→ **GIVEN EXERCISE**
Set down, in full, every record in the block.

→ **EXCERPTED RECORDS**
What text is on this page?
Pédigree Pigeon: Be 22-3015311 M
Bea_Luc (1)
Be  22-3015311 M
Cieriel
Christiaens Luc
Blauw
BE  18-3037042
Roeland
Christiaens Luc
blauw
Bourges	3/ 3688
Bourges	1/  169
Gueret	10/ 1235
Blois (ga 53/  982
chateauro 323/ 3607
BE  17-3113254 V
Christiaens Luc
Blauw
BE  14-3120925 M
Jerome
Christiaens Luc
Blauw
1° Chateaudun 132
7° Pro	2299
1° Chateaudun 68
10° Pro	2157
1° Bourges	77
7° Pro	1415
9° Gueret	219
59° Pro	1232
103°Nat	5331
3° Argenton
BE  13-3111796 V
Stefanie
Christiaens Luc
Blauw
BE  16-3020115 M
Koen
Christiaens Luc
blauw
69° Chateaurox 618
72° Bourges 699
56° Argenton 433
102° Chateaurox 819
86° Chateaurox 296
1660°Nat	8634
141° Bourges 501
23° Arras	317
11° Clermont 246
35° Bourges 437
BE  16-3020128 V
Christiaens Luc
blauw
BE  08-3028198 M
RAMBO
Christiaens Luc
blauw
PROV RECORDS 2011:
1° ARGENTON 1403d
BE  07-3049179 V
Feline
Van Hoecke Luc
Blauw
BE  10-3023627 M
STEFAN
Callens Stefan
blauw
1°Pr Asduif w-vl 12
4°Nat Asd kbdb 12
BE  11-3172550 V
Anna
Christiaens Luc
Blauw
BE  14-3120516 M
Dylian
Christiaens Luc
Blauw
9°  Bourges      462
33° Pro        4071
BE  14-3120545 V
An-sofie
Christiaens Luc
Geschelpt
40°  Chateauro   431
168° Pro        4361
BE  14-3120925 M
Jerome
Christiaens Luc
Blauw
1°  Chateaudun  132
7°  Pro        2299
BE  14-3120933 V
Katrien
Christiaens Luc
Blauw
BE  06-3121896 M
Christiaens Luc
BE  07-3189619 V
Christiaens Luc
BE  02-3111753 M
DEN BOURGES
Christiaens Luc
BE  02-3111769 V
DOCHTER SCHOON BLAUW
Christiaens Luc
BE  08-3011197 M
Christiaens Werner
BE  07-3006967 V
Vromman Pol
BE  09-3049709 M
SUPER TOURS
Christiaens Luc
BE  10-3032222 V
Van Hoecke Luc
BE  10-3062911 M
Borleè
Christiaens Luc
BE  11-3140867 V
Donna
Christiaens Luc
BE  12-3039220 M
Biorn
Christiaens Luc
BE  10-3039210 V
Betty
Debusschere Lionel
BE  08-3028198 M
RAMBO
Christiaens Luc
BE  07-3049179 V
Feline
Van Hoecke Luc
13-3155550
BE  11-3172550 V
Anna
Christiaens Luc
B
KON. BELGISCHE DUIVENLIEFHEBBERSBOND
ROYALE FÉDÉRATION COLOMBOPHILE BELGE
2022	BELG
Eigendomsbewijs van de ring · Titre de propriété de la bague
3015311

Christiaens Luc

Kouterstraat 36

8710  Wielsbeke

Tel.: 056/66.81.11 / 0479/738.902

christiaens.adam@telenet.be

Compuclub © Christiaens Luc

→ **TASK SOLUTION**
What text is on this page?
Pédigree Pigeon: Be 22-3015311 M
Bea_Luc (1)
Be  22-3015311 M
Cieriel
Christiaens Luc
Blauw
BE  18-3037042
Roeland
Christiaens Luc
blauw
Bourges	3/ 3688
Bourges	1/  169
Gueret	10/ 1235
Blois (ga 53/  982
chateauro 323/ 3607
BE  17-3113254 V
Christiaens Luc
Blauw
BE  14-3120925 M
Jerome
Christiaens Luc
Blauw
1° Chateaudun 132
7° Pro	2299
1° Chateaudun 68
10° Pro	2157
1° Bourges	77
7° Pro	1415
9° Gueret	219
59° Pro	1232
103°Nat	5331
3° Argenton
BE  13-3111796 V
Stefanie
Christiaens Luc
Blauw
BE  16-3020115 M
Koen
Christiaens Luc
blauw
69° Chateaurox 618
72° Bourges 699
56° Argenton 433
102° Chateaurox 819
86° Chateaurox 296
1660°Nat	8634
141° Bourges 501
23° Arras	317
11° Clermont 246
35° Bourges 437
BE  16-3020128 V
Christiaens Luc
blauw
BE  08-3028198 M
RAMBO
Christiaens Luc
blauw
PROV RECORDS 2011:
1° ARGENTON 1403d
BE  07-3049179 V
Feline
Van Hoecke Luc
Blauw
BE  10-3023627 M
STEFAN
Callens Stefan
blauw
1°Pr Asduif w-vl 12
4°Nat Asd kbdb 12
BE  11-3172550 V
Anna
Christiaens Luc
Blauw
BE  14-3120516 M
Dylian
Christiaens Luc
Blauw
9°  Bourges      462
33° Pro        4071
BE  14-3120545 V
An-sofie
Christiaens Luc
Geschelpt
40°  Chateauro   431
168° Pro        4361
BE  14-3120925 M
Jerome
Christiaens Luc
Blauw
1°  Chateaudun  132
7°  Pro        2299
BE  14-3120933 V
Katrien
Christiaens Luc
Blauw
BE  06-3121896 M
Christiaens Luc
BE  07-3189619 V
Christiaens Luc
BE  02-3111753 M
DEN BOURGES
Christiaens Luc
BE  02-3111769 V
DOCHTER SCHOON BLAUW
Christiaens Luc
BE  08-3011197 M
Christiaens Werner
BE  07-3006967 V
Vromman Pol
BE  09-3049709 M
SUPER TOURS
Christiaens Luc
BE  10-3032222 V
Van Hoecke Luc
BE  10-3062911 M
Borleè
Christiaens Luc
BE  11-3140867 V
Donna
Christiaens Luc
BE  12-3039220 M
Biorn
Christiaens Luc
BE  10-3039210 V
Betty
Debusschere Lionel
BE  08-3028198 M
RAMBO
Christiaens Luc
BE  07-3049179 V
Feline
Van Hoecke Luc
13-3155550
BE  11-3172550 V
Anna
Christiaens Luc
B
KON. BELGISCHE DUIVENLIEFHEBBERSBOND
ROYALE FÉDÉRATION COLOMBOPHILE BELGE
2022	BELG
Eigendomsbewijs van de ring · Titre de propriété de la bague
3015311

Christiaens Luc

Kouterstraat 36

8710  Wielsbeke

Tel.: 056/66.81.11 / 0479/738.902

christiaens.adam@telenet.be

Compuclub © Christiaens Luc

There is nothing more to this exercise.